### WRITTEN REQUEST
Show each line of the data below that has the string "Neubau" in it.

────────────────────────────────────────

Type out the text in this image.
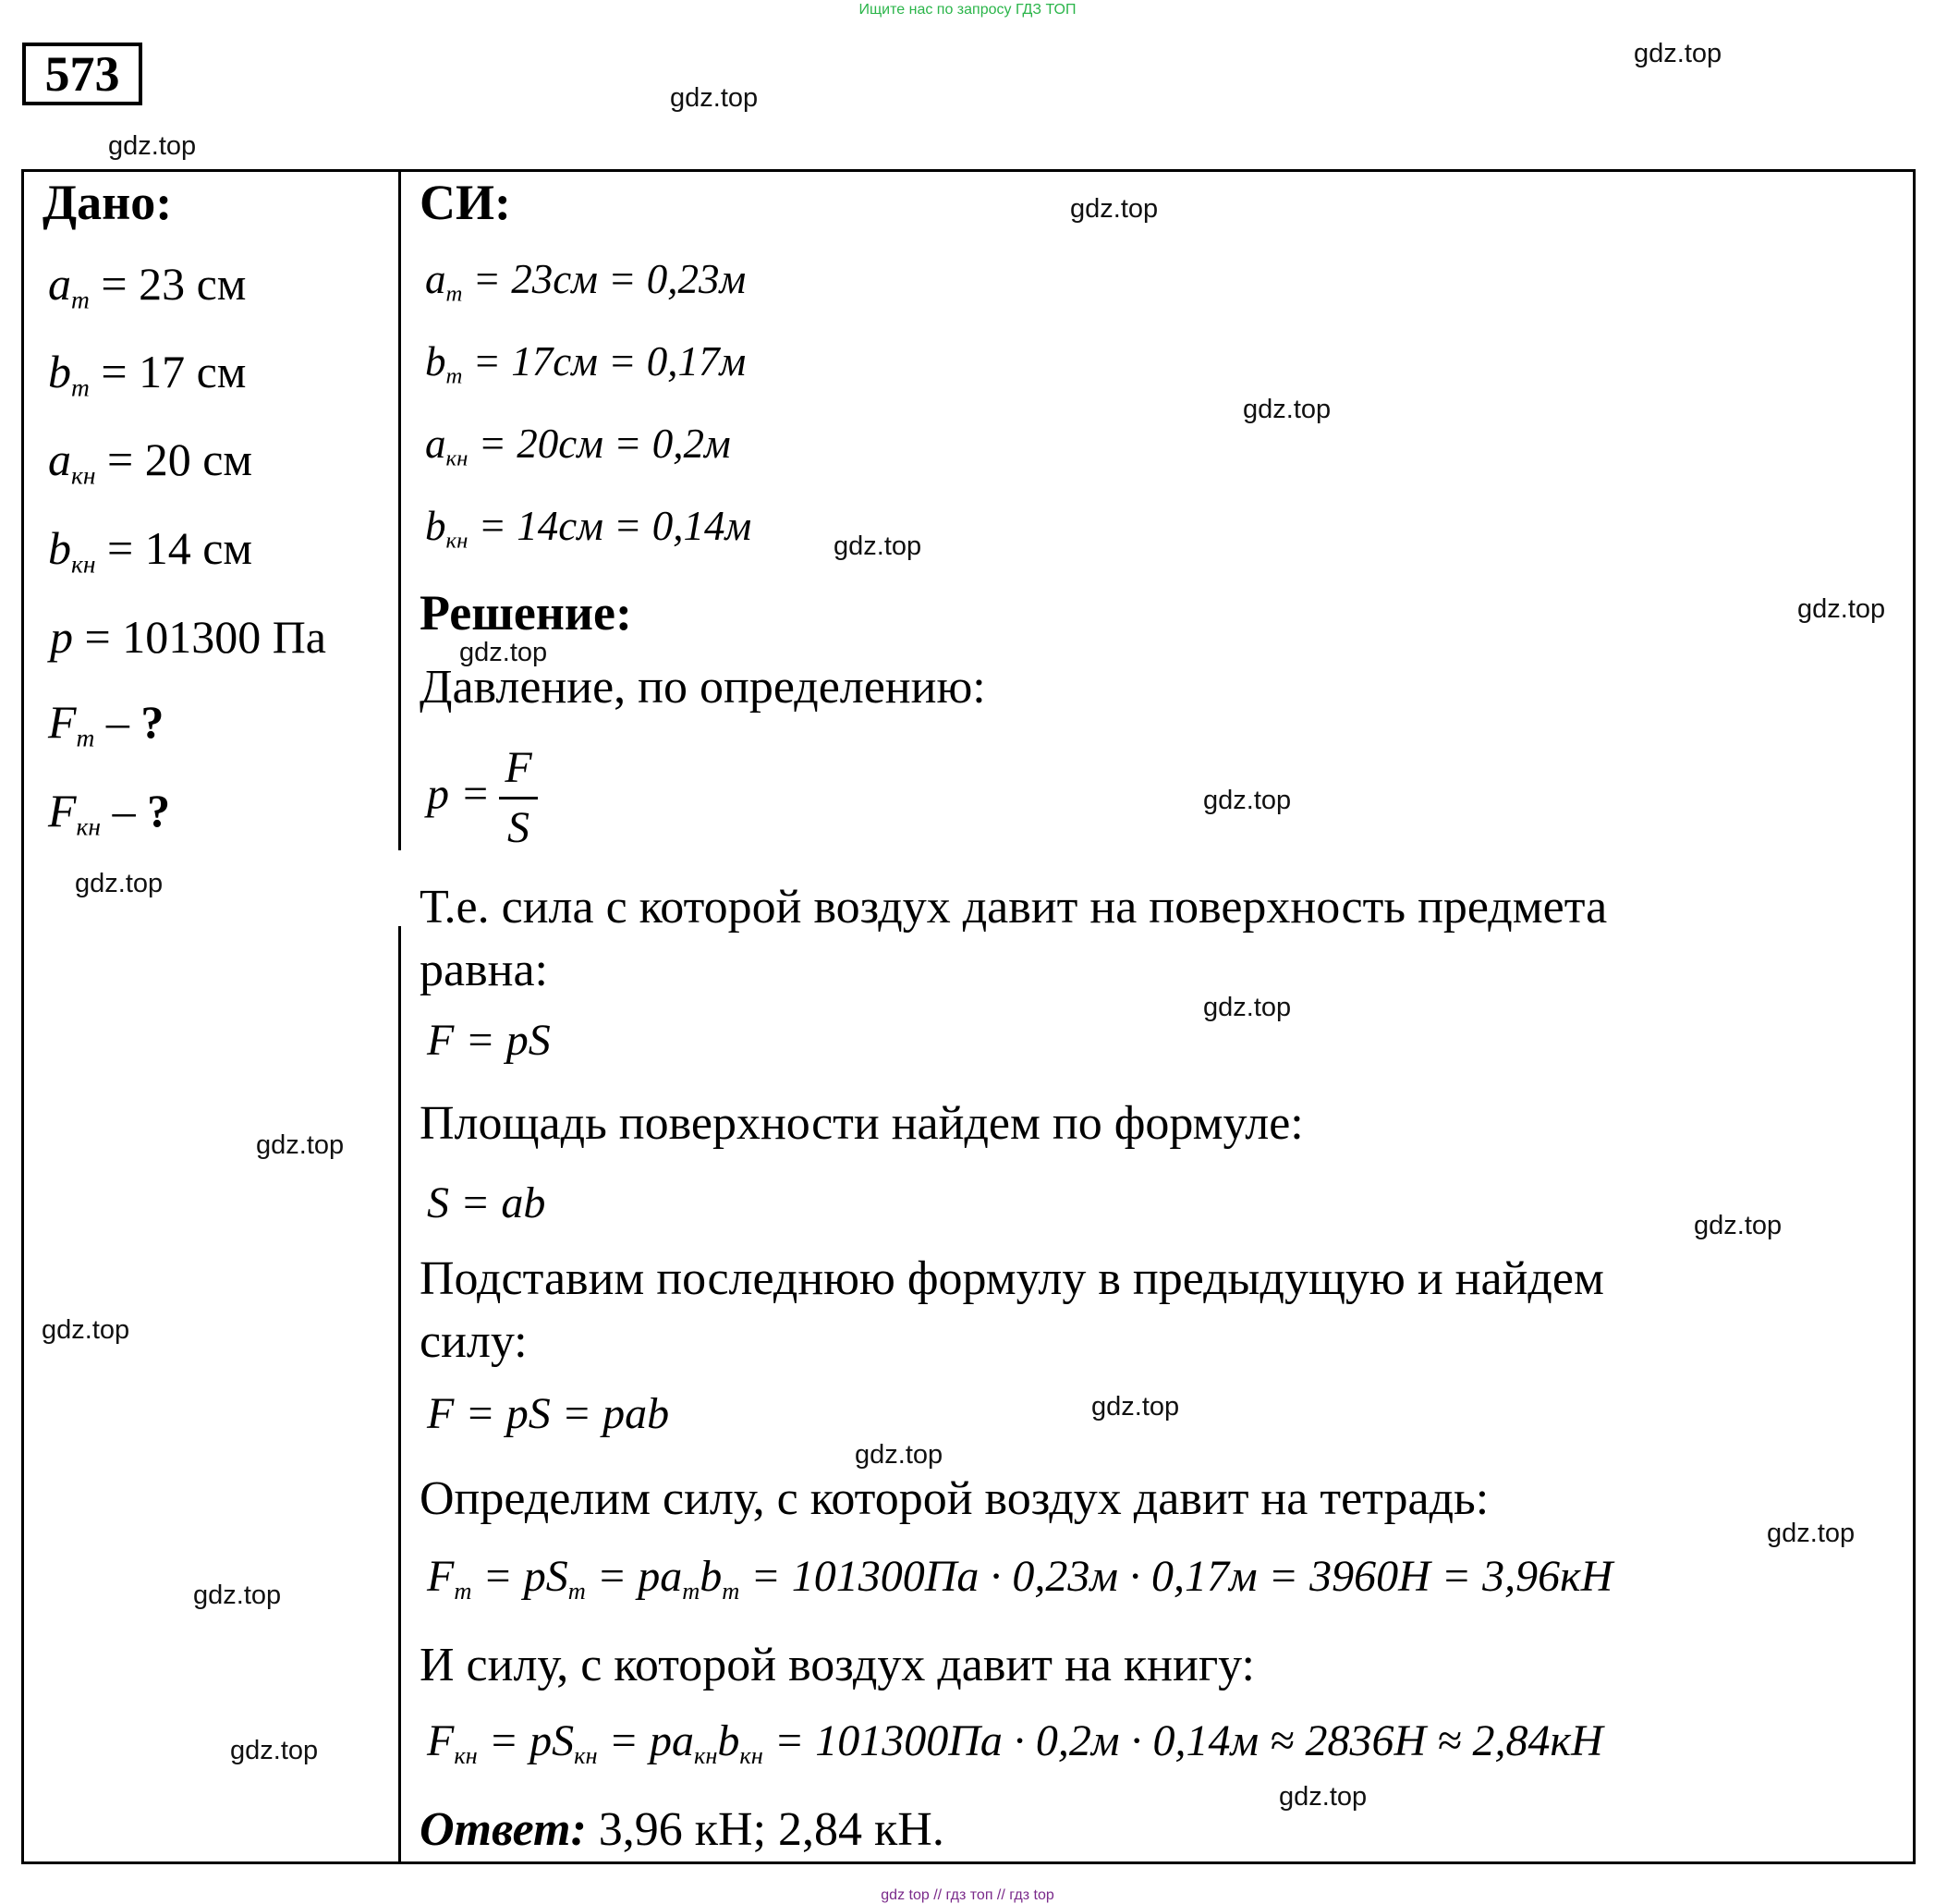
Ищите нас по запросу ГДЗ ТОП
573	gdz.top
gdz.top
gdz.top
gdz.top
gdz.top
gdz.top
gdz.top
gdz.top
gdz.top
gdz.top
gdz.top
gdz.top
gdz.top
gdz.top
gdz.top
gdz.top
gdz.top
gdz.top
gdz.top
gdz.top
Дано:
$a_т = 23$ см
$b_т = 17$ см
$a_{кн} = 20$ см
$b_{кн} = 14$ см
p = 101300 Па
$F_т$ – ?
$F_{кн}$ – ?
СИ:
$a_т = 23см = 0,23м$
$b_т = 17см = 0,17м$
$a_{кн} = 20см = 0,2м$
$b_{кн} = 14см = 0,14м$
Решение:
Давление, по определению:
$p = \frac{F}{S}$
Т.е. сила с которой воздух давит на поверхность предмета
равна:
F = pS
Площадь поверхности найдем по формуле:
S = ab
Подставим последнюю формулу в предыдущую и найдем
силу:
F = pS = pab
Определим силу, с которой воздух давит на тетрадь:
$F_т = pS_т = pa_тb_т = 101300Па \cdot 0,23м \cdot 0,17м = 3960Н = 3,96кН$
И силу, с которой воздух давит на книгу:
$F_{кн} = pS_{кн} = pa_{кн}b_{кн} = 101300Па \cdot 0,2м \cdot 0,14м \approx 2836Н \approx 2,84кН$
Ответ: 3,96 кН; 2,84 кН.
gdz top // гдз топ // гдз top
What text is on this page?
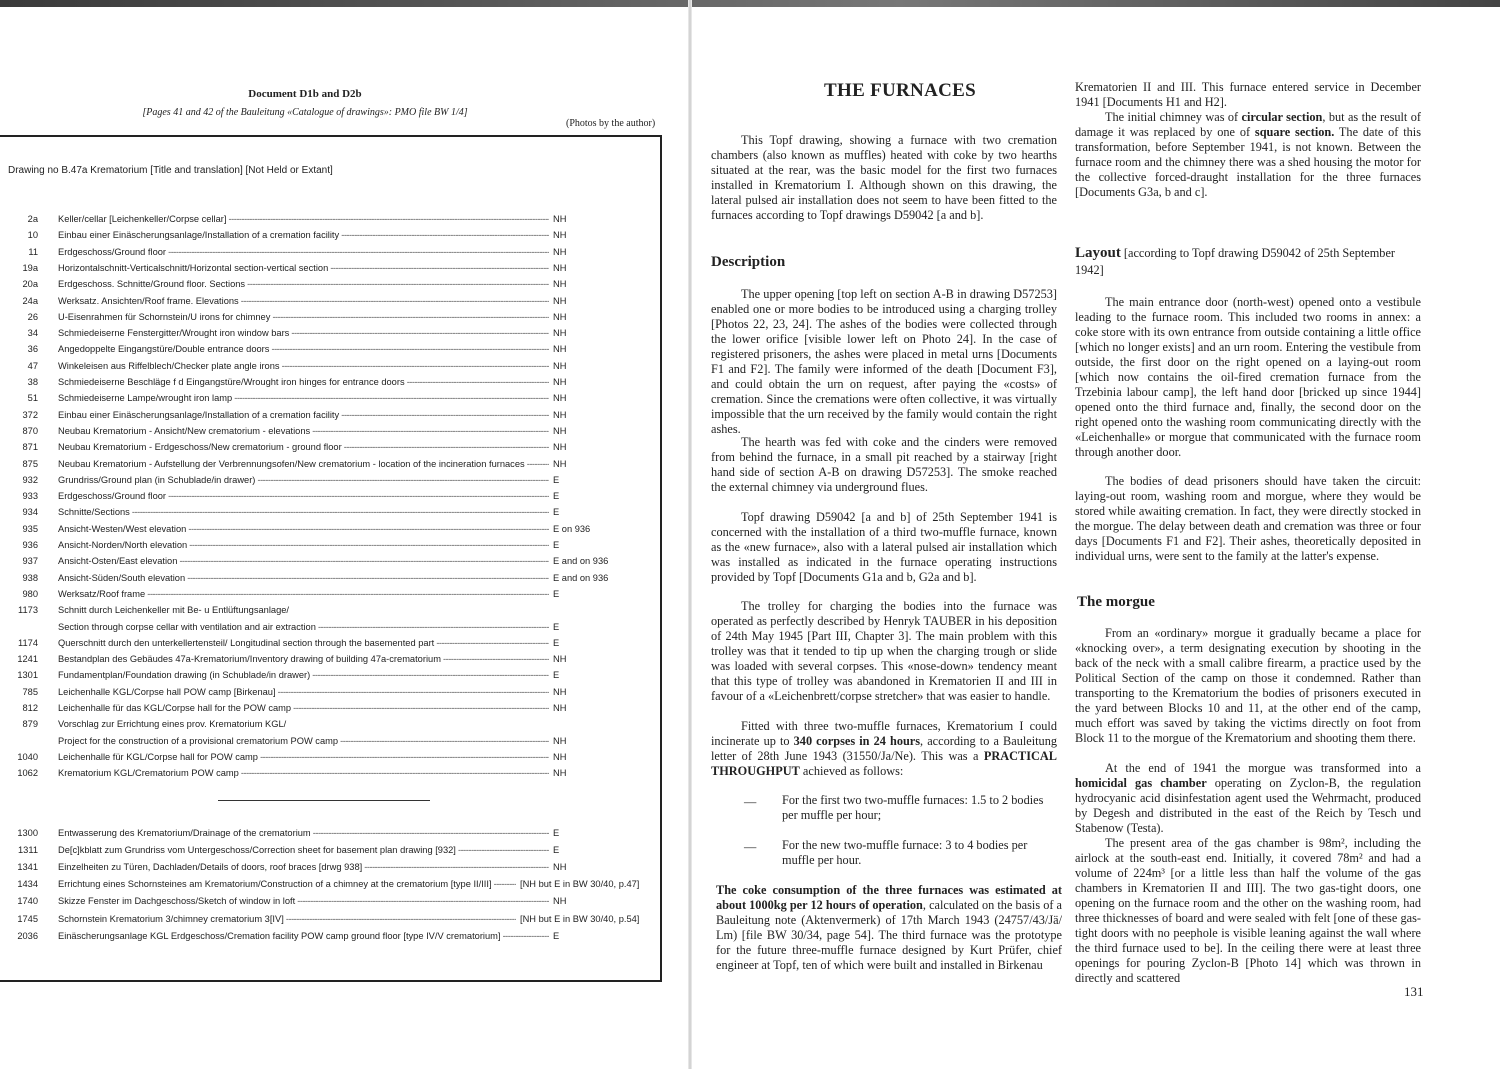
Document D1b and D2b
[Pages 41 and 42 of the Bauleitung «Catalogue of drawings»: PMO file BW 1/4]
(Photos by the author)
Drawing no B.47a Krematorium [Title and translation] [Not Held or Extant]
2a Keller/cellar [Leichenkeller/Corpse cellar] -----	NH
10 Einbau einer Einäscherungsanlage/Installation of a cremation facility -----	NH
11 Erdgeschoss/Ground floor -----	NH
19a Horizontalschnitt-Verticalschnitt/Horizontal section-vertical section -----	NH
20a Erdgeschoss. Schnitte/Ground floor. Sections -----	NH
24a Werksatz. Ansichten/Roof frame. Elevations -----	NH
26 U-Eisenrahmen für Schornstein/U irons for chimney -----	NH
34 Schmiedeiserne Fenstergitter/Wrought iron window bars -----	NH
36 Angedoppelte Eingangstüre/Double entrance doors -----	NH
47 Winkeleisen aus Riffelblech/Checker plate angle irons -----	NH
38 Schmiedeiserne Beschläge f d Eingangstüre/Wrought iron hinges for entrance doors -----	NH
51 Schmiedeiserne Lampe/wrought iron lamp -----	NH
372 Einbau einer Einäscherungsanlage/Installation of a cremation facility -----	NH
870 Neubau Krematorium - Ansicht/New crematorium - elevations -----	NH
871 Neubau Krematorium - Erdgeschoss/New crematorium - ground floor -----	NH
875 Neubau Krematorium - Aufstellung der Verbrennungsofen/New crematorium - location of the incineration furnaces -----	NH
932 Grundriss/Ground plan (in Schublade/in drawer) -----	E
933 Erdgeschoss/Ground floor -----	E
934 Schnitte/Sections -----	E
935 Ansicht-Westen/West elevation -----	E on 936
936 Ansicht-Norden/North elevation -----	E
937 Ansicht-Osten/East elevation -----	E and on 936
938 Ansicht-Süden/South elevation -----	E and on 936
980 Werksatz/Roof frame -----	E
1173 Schnitt durch Leichenkeller mit Be- u Entlüftungsanlage/
Section through corpse cellar with ventilation and air extraction -----	E
1174 Querschnitt durch den unterkellertensteil/ Longitudinal section through the basemented part -----	E
1241 Bestandplan des Gebäudes 47a-Krematorium/Inventory drawing of building 47a-crematorium -----	NH
1301 Fundamentplan/Foundation drawing (in Schublade/in drawer) -----	E
785 Leichenhalle KGL/Corpse hall POW camp [Birkenau] -----	NH
812 Leichenhalle für das KGL/Corpse hall for the POW camp -----	NH
879 Vorschlag zur Errichtung eines prov. Krematorium KGL/
Project for the construction of a provisional crematorium POW camp -----	NH
1040 Leichenhalle für KGL/Corpse hall for POW camp -----	NH
1062 Krematorium KGL/Crematorium POW camp -----	NH
1300 Entwasserung des Krematorium/Drainage of the crematorium -----	E
1311 De[c]kblatt zum Grundriss vom Untergeschoss/Correction sheet for basement plan drawing [932] -----	E
1341 Einzelheiten zu Türen, Dachladen/Details of doors, roof braces [drwg 938] -----	NH
1434 Errichtung eines Schornsteines am Krematorium/Construction of a chimney at the crematorium [type II/III] -----	[NH but E in BW 30/40, p.47]
1740 Skizze Fenster im Dachgeschoss/Sketch of window in loft -----	NH
1745 Schornstein Krematorium 3/chimney crematorium 3[IV] -----	[NH but E in BW 30/40, p.54]
2036 Einäscherungsanlage KGL Erdgeschoss/Cremation facility POW camp ground floor [type IV/V crematorium] -----	E
THE FURNACES
This Topf drawing, showing a furnace with two cremation chambers (also known as muffles) heated with coke by two hearths situated at the rear, was the basic model for the first two furnaces installed in Krematorium I. Although shown on this drawing, the lateral pulsed air installation does not seem to have been fitted to the furnaces according to Topf drawings D59042 [a and b].
Description
The upper opening [top left on section A-B in drawing D57253] enabled one or more bodies to be introduced using a charging trolley [Photos 22, 23, 24]. The ashes of the bodies were collected through the lower orifice [visible lower left on Photo 24]. In the case of registered prisoners, the ashes were placed in metal urns [Documents F1 and F2]. The family were informed of the death [Document F3], and could obtain the urn on request, after paying the «costs» of cremation. Since the cremations were often collective, it was virtually impossible that the urn received by the family would contain the right ashes.
The hearth was fed with coke and the cinders were removed from behind the furnace, in a small pit reached by a stairway [right hand side of section A-B on drawing D57253]. The smoke reached the external chimney via underground flues.
Topf drawing D59042 [a and b] of 25th September 1941 is concerned with the installation of a third two-muffle furnace, known as the «new furnace», also with a lateral pulsed air installation which was installed as indicated in the furnace operating instructions provided by Topf [Documents G1a and b, G2a and b].
The trolley for charging the bodies into the furnace was operated as perfectly described by Henryk TAUBER in his deposition of 24th May 1945 [Part III, Chapter 3]. The main problem with this trolley was that it tended to tip up when the charging trough or slide was loaded with several corpses. This «nose-down» tendency meant that this type of trolley was abandoned in Krematorien II and III in favour of a «Leichenbrett/corpse stretcher» that was easier to handle.
Fitted with three two-muffle furnaces, Krematorium I could incinerate up to 340 corpses in 24 hours, according to a Bauleitung letter of 28th June 1943 (31550/Ja/Ne). This was a PRACTICAL THROUGHPUT achieved as follows:
— For the first two two-muffle furnaces: 1.5 to 2 bodies per muffle per hour;
— For the new two-muffle furnace: 3 to 4 bodies per muffle per hour.
The coke consumption of the three furnaces was estimated at about 1000kg per 12 hours of operation, calculated on the basis of a Bauleitung note (Aktenvermerk) of 17th March 1943 (24757/43/Jä/ Lm) [file BW 30/34, page 54]. The third furnace was the prototype for the future three-muffle furnace designed by Kurt Prüfer, chief engineer at Topf, ten of which were built and installed in Birkenau
Krematorien II and III. This furnace entered service in December 1941 [Documents H1 and H2].
The initial chimney was of circular section, but as the result of damage it was replaced by one of square section. The date of this transformation, before September 1941, is not known. Between the furnace room and the chimney there was a shed housing the motor for the collective forced-draught installation for the three furnaces [Documents G3a, b and c].
Layout [according to Topf drawing D59042 of 25th September 1942]
The main entrance door (north-west) opened onto a vestibule leading to the furnace room. This included two rooms in annex: a coke store with its own entrance from outside containing a little office [which no longer exists] and an urn room. Entering the vestibule from outside, the first door on the right opened on a laying-out room [which now contains the oil-fired cremation furnace from the Trzebinia labour camp], the left hand door [bricked up since 1944] opened onto the third furnace and, finally, the second door on the right opened onto the washing room communicating directly with the «Leichenhalle» or morgue that communicated with the furnace room through another door.
The bodies of dead prisoners should have taken the circuit: laying-out room, washing room and morgue, where they would be stored while awaiting cremation. In fact, they were directly stocked in the morgue. The delay between death and cremation was three or four days [Documents F1 and F2]. Their ashes, theoretically deposited in individual urns, were sent to the family at the latter's expense.
The morgue
From an «ordinary» morgue it gradually became a place for «knocking over», a term designating execution by shooting in the back of the neck with a small calibre firearm, a practice used by the Political Section of the camp on those it condemned. Rather than transporting to the Krematorium the bodies of prisoners executed in the yard between Blocks 10 and 11, at the other end of the camp, much effort was saved by taking the victims directly on foot from Block 11 to the morgue of the Krematorium and shooting them there.
At the end of 1941 the morgue was transformed into a homicidal gas chamber operating on Zyclon-B, the regulation hydrocyanic acid disinfestation agent used the Wehrmacht, produced by Degesh and distributed in the east of the Reich by Tesch und Stabenow (Testa).
The present area of the gas chamber is 98m², including the airlock at the south-east end. Initially, it covered 78m² and had a volume of 224m³ [or a little less than half the volume of the gas chambers in Krematorien II and III]. The two gas-tight doors, one opening on the furnace room and the other on the washing room, had three thicknesses of board and were sealed with felt [one of these gas-tight doors with no peephole is visible leaning against the wall where the third furnace used to be]. In the ceiling there were at least three openings for pouring Zyclon-B [Photo 14] which was thrown in directly and scattered
131
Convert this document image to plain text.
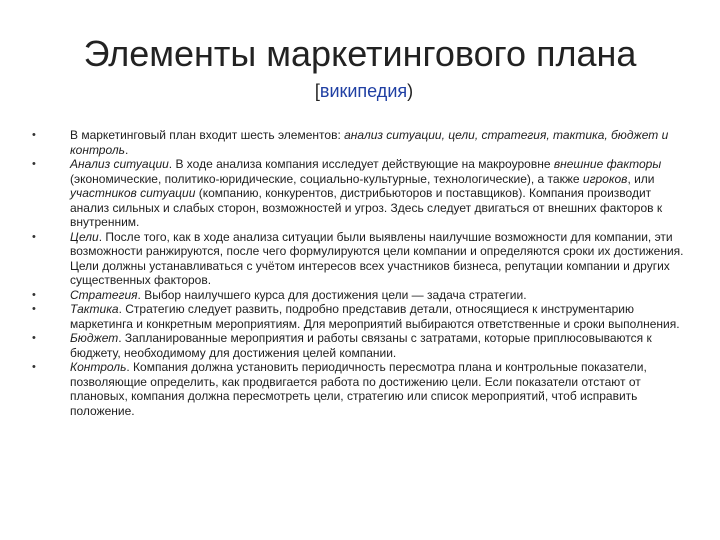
Элементы маркетингового плана
[википедия)
•	В маркетинговый план входит шесть элементов: анализ ситуации, цели, стратегия, тактика, бюджет и контроль.
•	Анализ ситуации. В ходе анализа компания исследует действующие на макроуровне внешние факторы (экономические, политико-юридические, социально-культурные, технологические), а также игроков, или участников ситуации (компанию, конкурентов, дистрибьюторов и поставщиков). Компания производит анализ сильных и слабых сторон, возможностей и угроз. Здесь следует двигаться от внешних факторов к внутренним.
•	Цели. После того, как в ходе анализа ситуации были выявлены наилучшие возможности для компании, эти возможности ранжируются, после чего формулируются цели компании и определяются сроки их достижения. Цели должны устанавливаться с учётом интересов всех участников бизнеса, репутации компании и других существенных факторов.
•	Стратегия. Выбор наилучшего курса для достижения цели — задача стратегии.
•	Тактика. Стратегию следует развить, подробно представив детали, относящиеся к инструментарию маркетинга и конкретным мероприятиям. Для мероприятий выбираются ответственные и сроки выполнения.
•	Бюджет. Запланированные мероприятия и работы связаны с затратами, которые приплюсовываются к бюджету, необходимому для достижения целей компании.
•	Контроль. Компания должна установить периодичность пересмотра плана и контрольные показатели, позволяющие определить, как продвигается работа по достижению цели. Если показатели отстают от плановых, компания должна пересмотреть цели, стратегию или список мероприятий, чтоб исправить положение.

────────────────────────────────────────

### WRITTEN REPLY
870 Neubau Krematorium - Ansicht/New crematorium - elevations -----	NH
871 Neubau Krematorium - Erdgeschoss/New crematorium - ground floor -----	NH
875 Neubau Krematorium - Aufstellung der Verbrennungsofen/New crematorium - location of the incineration furnaces -----	NH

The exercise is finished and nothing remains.